====== Data shown
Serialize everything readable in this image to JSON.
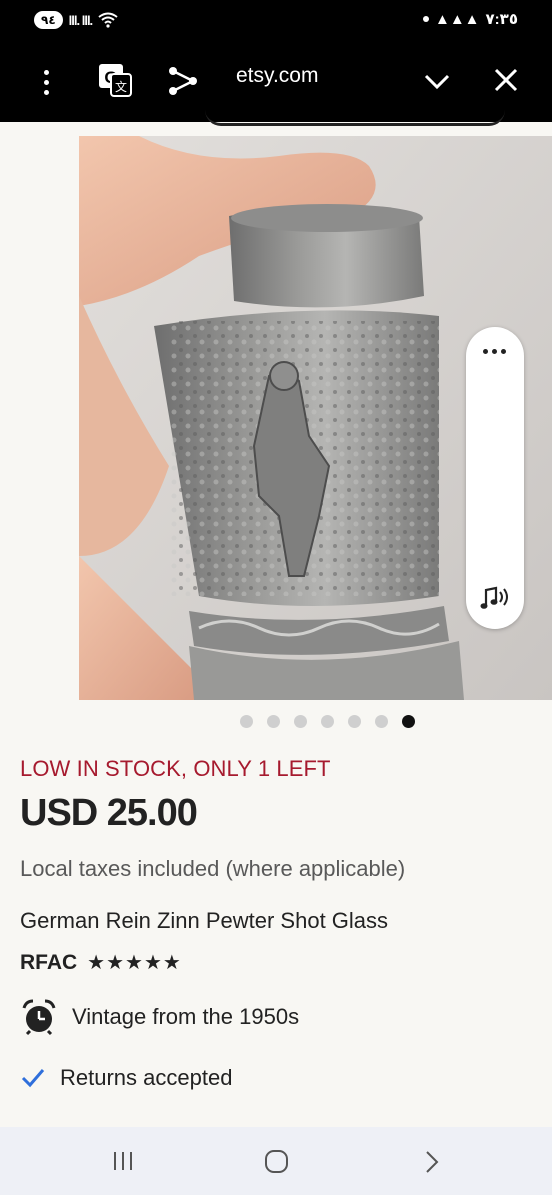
{
  "status_bar": {
    "battery": "٩٤",
    "time": "٧:٣٥"
  },
  "browser": {
    "url": "etsy.com",
    "menu_icon": "more-vert-icon",
    "translate_icon": "google-translate-icon",
    "share_icon": "share-icon",
    "collapse_icon": "chevron-down-icon",
    "close_icon": "close-icon"
  },
  "carousel": {
    "total": 7,
    "active_index": 6
  },
  "product": {
    "stock_notice": "LOW IN STOCK, ONLY 1 LEFT",
    "price": "USD 25.00",
    "taxes_note": "Local taxes included (where applicable)",
    "title": "German Rein Zinn Pewter Shot Glass",
    "shop_name": "RFAC",
    "rating": 5,
    "stars": "★★★★★",
    "vintage_note": "Vintage from the 1950s",
    "returns_note": "Returns accepted"
  },
  "colors": {
    "stock_red": "#a61a2e",
    "check_blue": "#2f6fdb",
    "background": "#f8f7f3"
  }
}
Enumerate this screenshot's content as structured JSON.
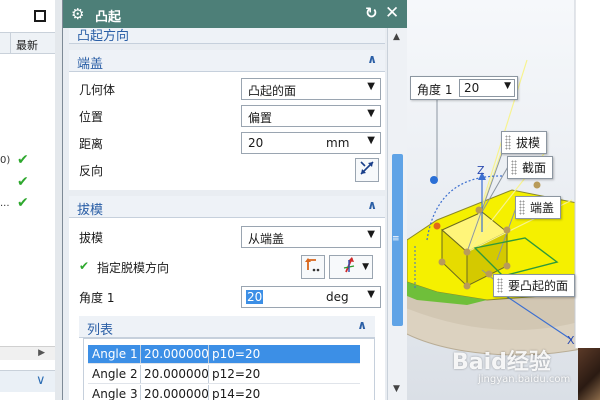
{
  "left_panel": {
    "column_header": "最新",
    "rows": [
      {
        "text": "0)",
        "check": "✔"
      },
      {
        "text": "",
        "check": "✔"
      },
      {
        "text": "...",
        "check": "✔"
      }
    ]
  },
  "dialog": {
    "title": "凸起",
    "prev_section": "凸起方向",
    "end_cap": {
      "title": "端盖",
      "geometry": {
        "label": "几何体",
        "value": "凸起的面"
      },
      "location": {
        "label": "位置",
        "value": "偏置"
      },
      "distance": {
        "label": "距离",
        "value": "20",
        "unit": "mm"
      },
      "reverse": {
        "label": "反向"
      }
    },
    "draft": {
      "title": "拔模",
      "draft": {
        "label": "拔模",
        "value": "从端盖"
      },
      "direction": {
        "label": "指定脱模方向"
      },
      "angle": {
        "label": "角度 1",
        "value": "20",
        "unit": "deg"
      },
      "list": {
        "title": "列表",
        "rows": [
          {
            "name": "Angle 1",
            "value": "20.000000",
            "expr": "p10=20"
          },
          {
            "name": "Angle 2",
            "value": "20.000000",
            "expr": "p12=20"
          },
          {
            "name": "Angle 3",
            "value": "20.000000",
            "expr": "p14=20"
          }
        ]
      }
    }
  },
  "viewport": {
    "angle_label": "角度 1",
    "angle_value": "20",
    "callouts": {
      "draft": "拔模",
      "section": "截面",
      "end_cap": "端盖",
      "face": "要凸起的面"
    },
    "axis_z": "Z",
    "axis_x": "X",
    "watermark": "Baid经验",
    "watermark_sub": "jingyan.baidu.com"
  },
  "colors": {
    "titlebar": "#4d7f78",
    "section_title": "#2b5fa6",
    "selection": "#3c8fe6",
    "solid": "#f5f000",
    "check": "#2ea82e"
  }
}
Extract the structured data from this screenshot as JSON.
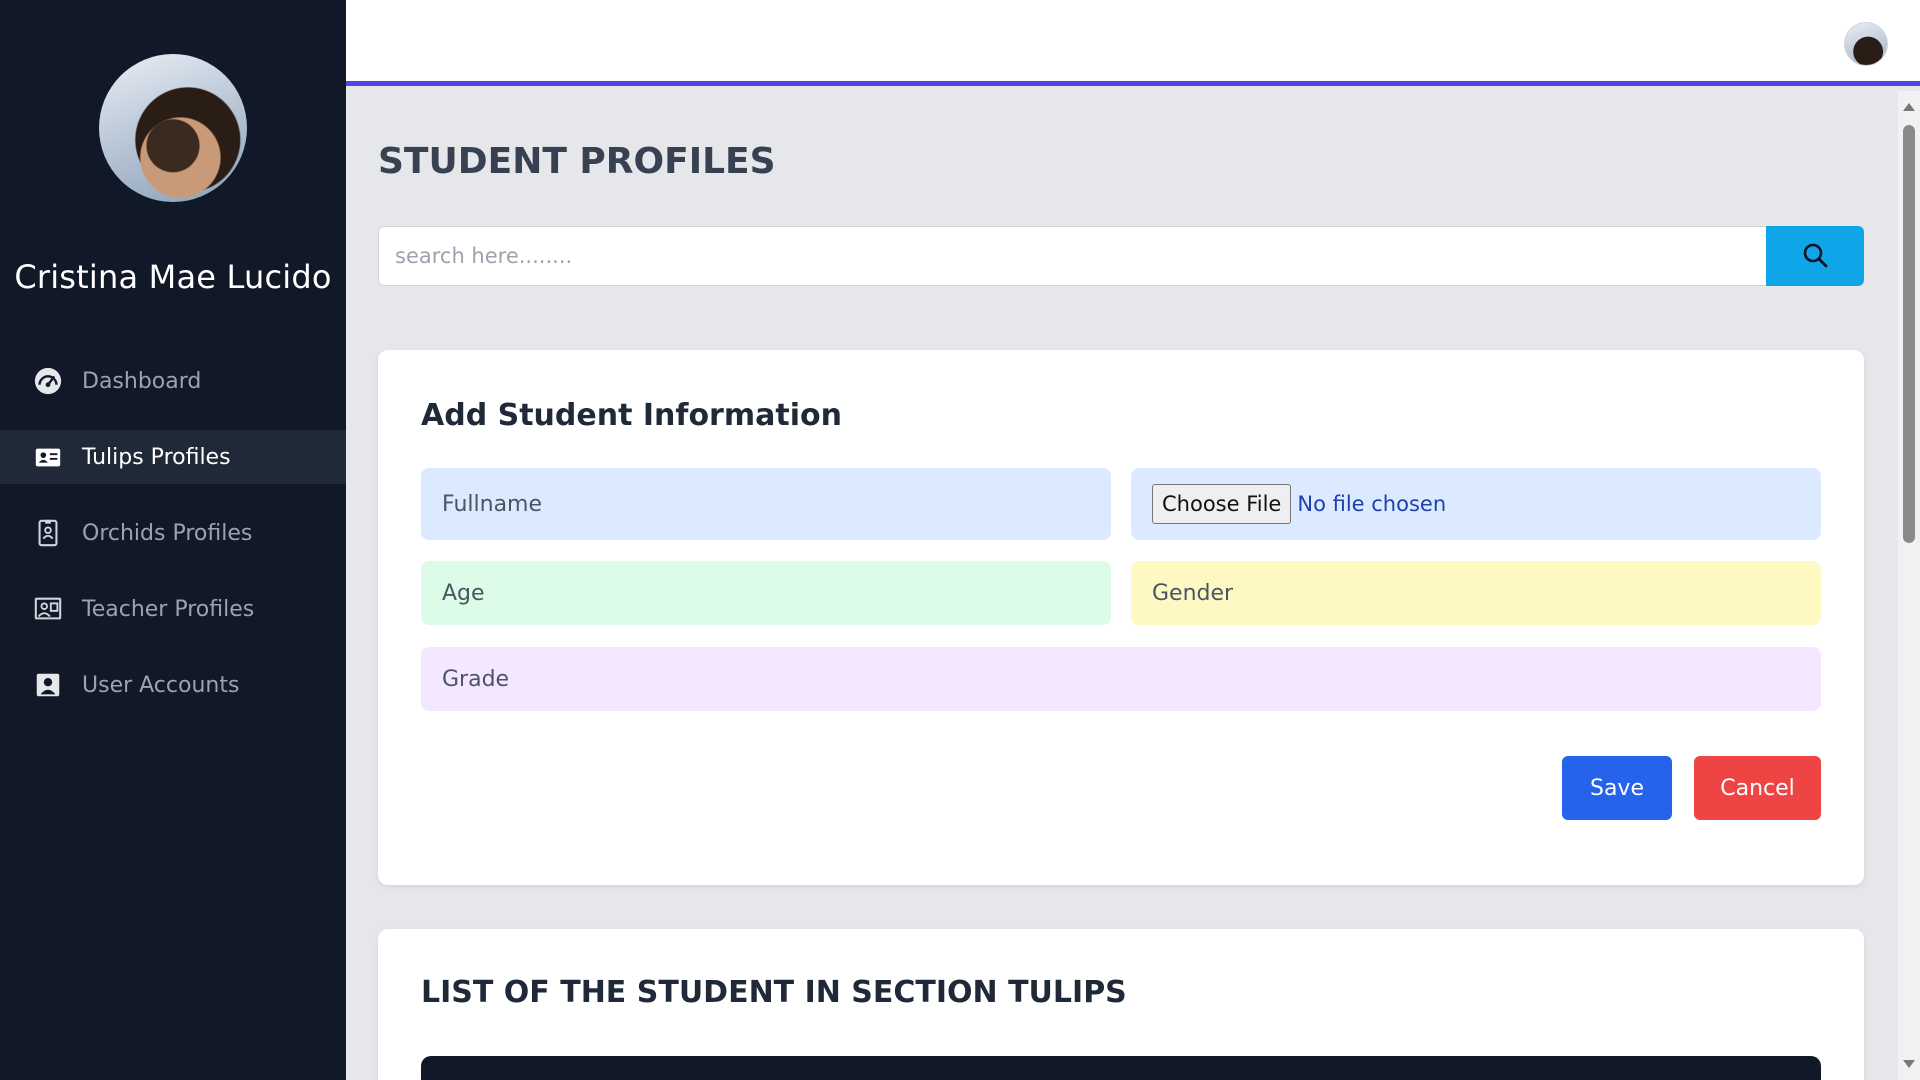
{
  "sidebar": {
    "user_name": "Cristina Mae Lucido",
    "items": [
      {
        "label": "Dashboard",
        "icon": "dashboard-gauge-icon",
        "active": false
      },
      {
        "label": "Tulips Profiles",
        "icon": "id-card-icon",
        "active": true
      },
      {
        "label": "Orchids Profiles",
        "icon": "id-badge-icon",
        "active": false
      },
      {
        "label": "Teacher Profiles",
        "icon": "teacher-board-icon",
        "active": false
      },
      {
        "label": "User Accounts",
        "icon": "user-account-icon",
        "active": false
      }
    ]
  },
  "header": {
    "avatar": "user-avatar"
  },
  "main": {
    "title": "STUDENT PROFILES",
    "search": {
      "placeholder": "search here........",
      "button_icon": "search-icon"
    },
    "form": {
      "title": "Add Student Information",
      "fullname_placeholder": "Fullname",
      "file_button": "Choose File",
      "file_status": "No file chosen",
      "age_placeholder": "Age",
      "gender_placeholder": "Gender",
      "grade_placeholder": "Grade",
      "save_label": "Save",
      "cancel_label": "Cancel"
    },
    "list": {
      "title": "LIST OF THE STUDENT IN SECTION TULIPS"
    }
  },
  "colors": {
    "sidebar_bg": "#111827",
    "accent_line": "#4f46e5",
    "search_button": "#0ea5e9",
    "save_button": "#2563eb",
    "cancel_button": "#ef4444"
  }
}
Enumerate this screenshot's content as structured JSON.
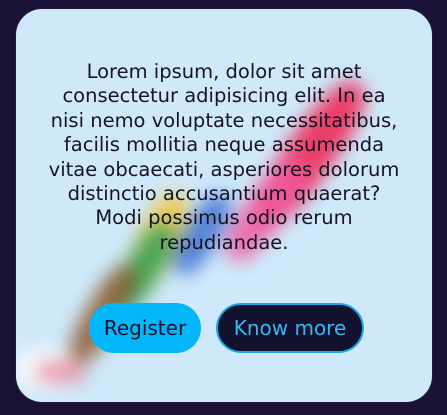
============
[Work to be completed] Repeat the material above word for word and skip every image in it.

[Worked solution]
Serialize everything readable in this image to JSON.
{
  "status_bar": {
    "battery": "٩٤",
    "time": "٧:٣٥"
  },
  "browser": {
    "url": "etsy.com",
    "menu_icon": "more-vert-icon",
    "translate_icon": "google-translate-icon",
    "share_icon": "share-icon",
    "collapse_icon": "chevron-down-icon",
    "close_icon": "close-icon"
  },
  "carousel": {
    "total": 7,
    "active_index": 6
  },
  "product": {
    "stock_notice": "LOW IN STOCK, ONLY 1 LEFT",
    "price": "USD 25.00",
    "taxes_note": "Local taxes included (where applicable)",
    "title": "German Rein Zinn Pewter Shot Glass",
    "shop_name": "RFAC",
    "rating": 5,
    "stars": "★★★★★",
    "vintage_note": "Vintage from the 1950s",
    "returns_note": "Returns accepted"
  },
  "colors": {
    "stock_red": "#a61a2e",
    "check_blue": "#2f6fdb",
    "background": "#f8f7f3"
  }
}
Enumerate this screenshot's content as structured JSON.
{
  "left_panel": {
    "column_header": "最新",
    "rows": [
      {
        "text": "0)",
        "check": "✔"
      },
      {
        "text": "",
        "check": "✔"
      },
      {
        "text": "...",
        "check": "✔"
      }
    ]
  },
  "dialog": {
    "title": "凸起",
    "prev_section": "凸起方向",
    "end_cap": {
      "title": "端盖",
      "geometry": {
        "label": "几何体",
        "value": "凸起的面"
      },
      "location": {
        "label": "位置",
        "value": "偏置"
      },
      "distance": {
        "label": "距离",
        "value": "20",
        "unit": "mm"
      },
      "reverse": {
        "label": "反向"
      }
    },
    "draft": {
      "title": "拔模",
      "draft": {
        "label": "拔模",
        "value": "从端盖"
      },
      "direction": {
        "label": "指定脱模方向"
      },
      "angle": {
        "label": "角度 1",
        "value": "20",
        "unit": "deg"
      },
      "list": {
        "title": "列表",
        "rows": [
          {
            "name": "Angle 1",
            "value": "20.000000",
            "expr": "p10=20"
          },
          {
            "name": "Angle 2",
            "value": "20.000000",
            "expr": "p12=20"
          },
          {
            "name": "Angle 3",
            "value": "20.000000",
            "expr": "p14=20"
          }
        ]
      }
    }
  },
  "viewport": {
    "angle_label": "角度 1",
    "angle_value": "20",
    "callouts": {
      "draft": "拔模",
      "section": "截面",
      "end_cap": "端盖",
      "face": "要凸起的面"
    },
    "axis_z": "Z",
    "axis_x": "X",
    "watermark": "Baid经验",
    "watermark_sub": "jingyan.baidu.com"
  },
  "colors": {
    "titlebar": "#4d7f78",
    "section_title": "#2b5fa6",
    "selection": "#3c8fe6",
    "solid": "#f5f000",
    "check": "#2ea82e"
  }
}
Extract the structured data from this screenshot as JSON.
{
  "sidebar": {
    "user_name": "Cristina Mae Lucido",
    "items": [
      {
        "label": "Dashboard",
        "icon": "dashboard-gauge-icon",
        "active": false
      },
      {
        "label": "Tulips Profiles",
        "icon": "id-card-icon",
        "active": true
      },
      {
        "label": "Orchids Profiles",
        "icon": "id-badge-icon",
        "active": false
      },
      {
        "label": "Teacher Profiles",
        "icon": "teacher-board-icon",
        "active": false
      },
      {
        "label": "User Accounts",
        "icon": "user-account-icon",
        "active": false
      }
    ]
  },
  "header": {
    "avatar": "user-avatar"
  },
  "main": {
    "title": "STUDENT PROFILES",
    "search": {
      "placeholder": "search here........",
      "button_icon": "search-icon"
    },
    "form": {
      "title": "Add Student Information",
      "fullname_placeholder": "Fullname",
      "file_button": "Choose File",
      "file_status": "No file chosen",
      "age_placeholder": "Age",
      "gender_placeholder": "Gender",
      "grade_placeholder": "Grade",
      "save_label": "Save",
      "cancel_label": "Cancel"
    },
    "list": {
      "title": "LIST OF THE STUDENT IN SECTION TULIPS"
    }
  },
  "colors": {
    "sidebar_bg": "#111827",
    "accent_line": "#4f46e5",
    "search_button": "#0ea5e9",
    "save_button": "#2563eb",
    "cancel_button": "#ef4444"
  }
}
Enumerate this screenshot's content as structured JSON.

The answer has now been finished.